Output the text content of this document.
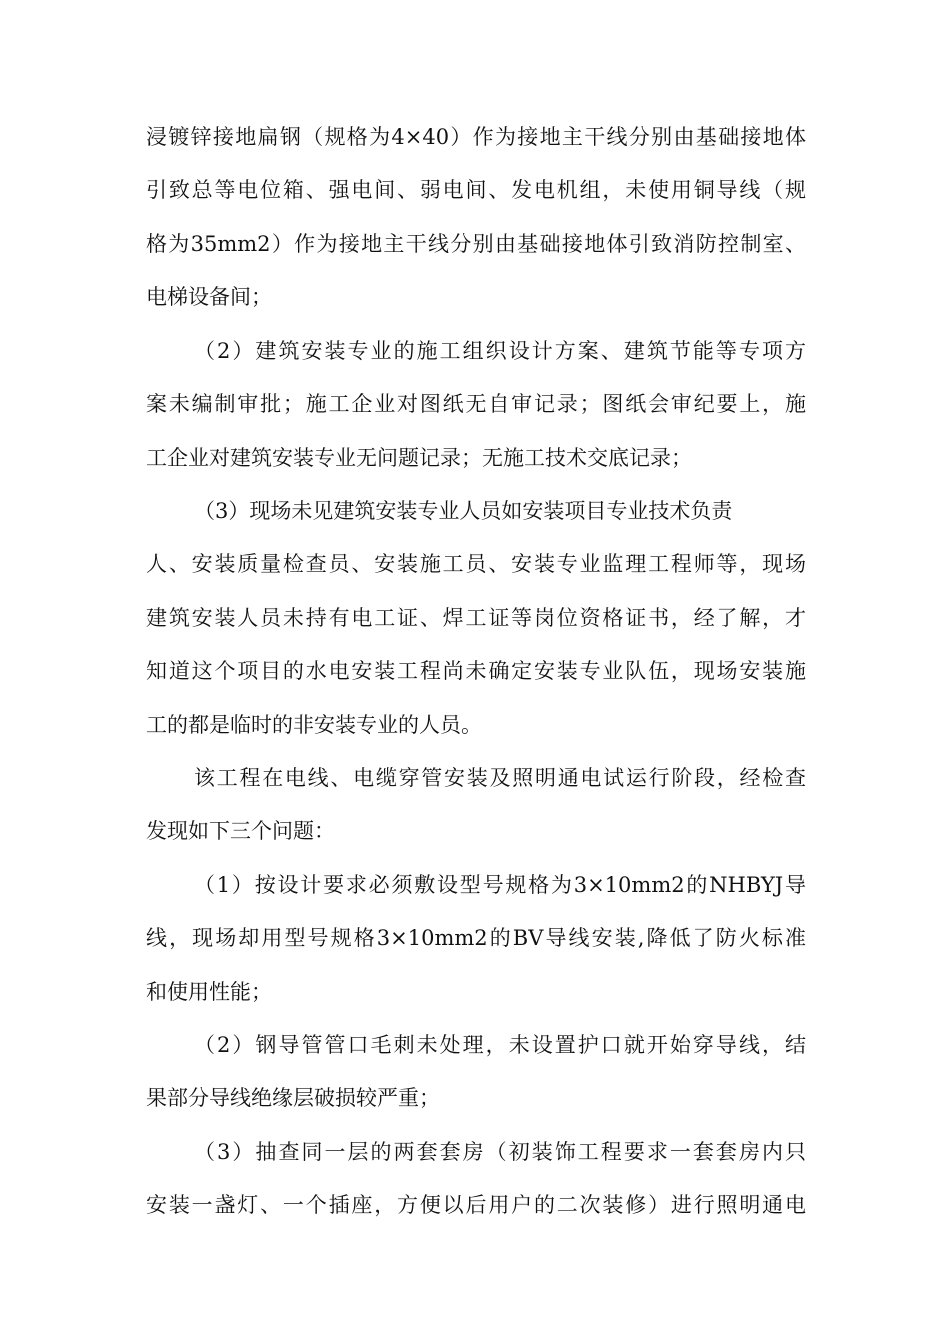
浸镀锌接地扁钢（规格为4×40）作为接地主干线分别由基础接地体
引致总等电位箱、强电间、弱电间、发电机组，未使用铜导线（规
格为35mm2）作为接地主干线分别由基础接地体引致消防控制室、
电梯设备间；
（2）建筑安装专业的施工组织设计方案、建筑节能等专项方
案未编制审批；施工企业对图纸无自审记录；图纸会审纪要上，施
工企业对建筑安装专业无问题记录；无施工技术交底记录；
（3）现场未见建筑安装专业人员如安装项目专业技术负责
人、安装质量检查员、安装施工员、安装专业监理工程师等，现场
建筑安装人员未持有电工证、焊工证等岗位资格证书，经了解，才
知道这个项目的水电安装工程尚未确定安装专业队伍，现场安装施
工的都是临时的非安装专业的人员。
该工程在电线、电缆穿管安装及照明通电试运行阶段，经检查
发现如下三个问题：
（1）按设计要求必须敷设型号规格为3×10mm2的NHBYJ导
线，现场却用型号规格3×10mm2的BV导线安装,降低了防火标准
和使用性能；
（2）钢导管管口毛刺未处理，未设置护口就开始穿导线，结
果部分导线绝缘层破损较严重；
（3）抽查同一层的两套套房（初装饰工程要求一套套房内只
安装一盏灯、一个插座，方便以后用户的二次装修）进行照明通电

-------------------------

§ **What to do**
Exactly reproduce the entries above, minus the pictures.

§ **Finished exercise**
Output the text content of this document.
浸镀锌接地扁钢（规格为4×40）作为接地主干线分别由基础接地体
引致总等电位箱、强电间、弱电间、发电机组，未使用铜导线（规
格为35mm2）作为接地主干线分别由基础接地体引致消防控制室、
电梯设备间；
（2）建筑安装专业的施工组织设计方案、建筑节能等专项方
案未编制审批；施工企业对图纸无自审记录；图纸会审纪要上，施
工企业对建筑安装专业无问题记录；无施工技术交底记录；
（3）现场未见建筑安装专业人员如安装项目专业技术负责
人、安装质量检查员、安装施工员、安装专业监理工程师等，现场
建筑安装人员未持有电工证、焊工证等岗位资格证书，经了解，才
知道这个项目的水电安装工程尚未确定安装专业队伍，现场安装施
工的都是临时的非安装专业的人员。
该工程在电线、电缆穿管安装及照明通电试运行阶段，经检查
发现如下三个问题：
（1）按设计要求必须敷设型号规格为3×10mm2的NHBYJ导
线，现场却用型号规格3×10mm2的BV导线安装,降低了防火标准
和使用性能；
（2）钢导管管口毛刺未处理，未设置护口就开始穿导线，结
果部分导线绝缘层破损较严重；
（3）抽查同一层的两套套房（初装饰工程要求一套套房内只
安装一盏灯、一个插座，方便以后用户的二次装修）进行照明通电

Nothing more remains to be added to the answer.